- Given exercise: From the data that follows, copy every line holding the string "CLOSE".

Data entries
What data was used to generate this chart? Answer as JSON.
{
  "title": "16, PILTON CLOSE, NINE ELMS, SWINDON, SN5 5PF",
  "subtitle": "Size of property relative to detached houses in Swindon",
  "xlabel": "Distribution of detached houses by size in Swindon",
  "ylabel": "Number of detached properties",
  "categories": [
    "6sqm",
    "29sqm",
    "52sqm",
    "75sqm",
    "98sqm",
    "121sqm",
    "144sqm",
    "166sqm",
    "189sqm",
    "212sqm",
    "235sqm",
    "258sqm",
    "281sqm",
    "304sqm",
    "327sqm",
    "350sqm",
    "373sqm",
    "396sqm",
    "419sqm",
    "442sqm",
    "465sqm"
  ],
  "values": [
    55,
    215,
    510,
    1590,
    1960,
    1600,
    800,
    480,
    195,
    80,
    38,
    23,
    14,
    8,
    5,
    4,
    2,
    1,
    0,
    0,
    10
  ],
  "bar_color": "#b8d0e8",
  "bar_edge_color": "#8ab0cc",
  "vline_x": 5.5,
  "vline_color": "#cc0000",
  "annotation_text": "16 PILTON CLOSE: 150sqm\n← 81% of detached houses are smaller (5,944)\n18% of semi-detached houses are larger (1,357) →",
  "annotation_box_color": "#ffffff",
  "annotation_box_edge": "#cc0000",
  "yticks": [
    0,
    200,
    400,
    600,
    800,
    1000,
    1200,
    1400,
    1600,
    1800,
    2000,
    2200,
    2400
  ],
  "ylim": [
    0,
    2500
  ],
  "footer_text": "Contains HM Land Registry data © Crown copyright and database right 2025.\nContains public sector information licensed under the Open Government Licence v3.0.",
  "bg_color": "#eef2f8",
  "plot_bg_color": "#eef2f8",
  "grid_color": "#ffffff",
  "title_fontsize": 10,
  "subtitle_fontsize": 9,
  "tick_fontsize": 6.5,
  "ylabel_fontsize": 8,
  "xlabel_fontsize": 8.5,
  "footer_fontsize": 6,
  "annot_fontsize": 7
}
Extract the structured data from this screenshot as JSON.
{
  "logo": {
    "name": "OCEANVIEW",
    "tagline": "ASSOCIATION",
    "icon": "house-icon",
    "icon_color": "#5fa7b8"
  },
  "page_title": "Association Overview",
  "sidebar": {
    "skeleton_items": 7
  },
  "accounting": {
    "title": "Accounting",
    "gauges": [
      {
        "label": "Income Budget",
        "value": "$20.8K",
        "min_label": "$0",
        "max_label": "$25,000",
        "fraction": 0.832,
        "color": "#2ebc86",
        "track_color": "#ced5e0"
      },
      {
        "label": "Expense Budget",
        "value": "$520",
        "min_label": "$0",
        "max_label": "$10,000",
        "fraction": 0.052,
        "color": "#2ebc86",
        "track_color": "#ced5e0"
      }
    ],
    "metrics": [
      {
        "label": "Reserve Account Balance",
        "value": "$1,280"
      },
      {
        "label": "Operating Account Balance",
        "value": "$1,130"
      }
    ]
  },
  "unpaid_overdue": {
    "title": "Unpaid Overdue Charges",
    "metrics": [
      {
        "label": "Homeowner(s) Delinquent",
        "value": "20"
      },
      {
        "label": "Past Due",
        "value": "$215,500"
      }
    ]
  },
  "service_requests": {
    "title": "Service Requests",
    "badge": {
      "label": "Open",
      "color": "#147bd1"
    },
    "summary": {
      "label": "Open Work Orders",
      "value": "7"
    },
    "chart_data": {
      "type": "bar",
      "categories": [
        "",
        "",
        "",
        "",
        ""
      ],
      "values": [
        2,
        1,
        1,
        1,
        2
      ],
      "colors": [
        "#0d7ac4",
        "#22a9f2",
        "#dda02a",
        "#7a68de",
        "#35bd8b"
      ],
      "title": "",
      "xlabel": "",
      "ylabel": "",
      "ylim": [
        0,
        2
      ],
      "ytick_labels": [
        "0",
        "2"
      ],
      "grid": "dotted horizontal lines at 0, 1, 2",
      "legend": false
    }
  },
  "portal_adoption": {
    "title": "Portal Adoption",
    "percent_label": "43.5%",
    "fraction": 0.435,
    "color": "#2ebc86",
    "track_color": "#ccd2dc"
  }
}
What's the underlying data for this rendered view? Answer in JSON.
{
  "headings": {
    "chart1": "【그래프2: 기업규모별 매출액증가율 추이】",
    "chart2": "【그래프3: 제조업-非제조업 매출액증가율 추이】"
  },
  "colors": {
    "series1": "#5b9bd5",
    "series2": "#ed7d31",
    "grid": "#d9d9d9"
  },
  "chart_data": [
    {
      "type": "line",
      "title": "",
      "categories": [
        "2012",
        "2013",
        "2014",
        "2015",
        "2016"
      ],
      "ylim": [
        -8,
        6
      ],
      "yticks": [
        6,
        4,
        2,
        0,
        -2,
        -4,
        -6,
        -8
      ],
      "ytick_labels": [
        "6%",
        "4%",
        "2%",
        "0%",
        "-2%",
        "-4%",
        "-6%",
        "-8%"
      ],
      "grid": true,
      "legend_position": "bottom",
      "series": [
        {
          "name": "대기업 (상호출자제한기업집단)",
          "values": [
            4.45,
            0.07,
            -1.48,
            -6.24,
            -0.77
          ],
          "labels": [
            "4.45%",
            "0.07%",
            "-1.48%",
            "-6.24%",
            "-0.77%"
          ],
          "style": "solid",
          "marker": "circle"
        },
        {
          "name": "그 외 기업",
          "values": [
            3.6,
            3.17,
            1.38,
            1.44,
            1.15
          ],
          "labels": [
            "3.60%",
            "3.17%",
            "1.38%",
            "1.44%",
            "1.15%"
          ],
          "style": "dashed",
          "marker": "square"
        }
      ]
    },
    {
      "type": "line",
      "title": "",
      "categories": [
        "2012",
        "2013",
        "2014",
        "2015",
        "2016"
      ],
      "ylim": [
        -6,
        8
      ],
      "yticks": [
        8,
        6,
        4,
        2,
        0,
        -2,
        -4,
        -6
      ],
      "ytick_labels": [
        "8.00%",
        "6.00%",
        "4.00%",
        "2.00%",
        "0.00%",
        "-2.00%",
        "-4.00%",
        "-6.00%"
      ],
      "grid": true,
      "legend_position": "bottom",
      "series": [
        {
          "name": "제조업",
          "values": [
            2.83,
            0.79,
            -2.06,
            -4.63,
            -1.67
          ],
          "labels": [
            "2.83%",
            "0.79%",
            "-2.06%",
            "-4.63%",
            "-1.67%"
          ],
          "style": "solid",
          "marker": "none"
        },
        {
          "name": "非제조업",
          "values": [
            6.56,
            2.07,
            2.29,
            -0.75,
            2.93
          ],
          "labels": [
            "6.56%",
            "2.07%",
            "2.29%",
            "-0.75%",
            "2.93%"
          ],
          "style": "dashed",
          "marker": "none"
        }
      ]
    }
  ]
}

- The output:
  "title": "16, PILTON CLOSE, NINE ELMS, SWINDON, SN5 5PF",
  "annotation_text": "16 PILTON CLOSE: 150sqm\n← 81% of detached houses are smaller (5,944)\n18% of semi-detached houses are larger (1,357) →",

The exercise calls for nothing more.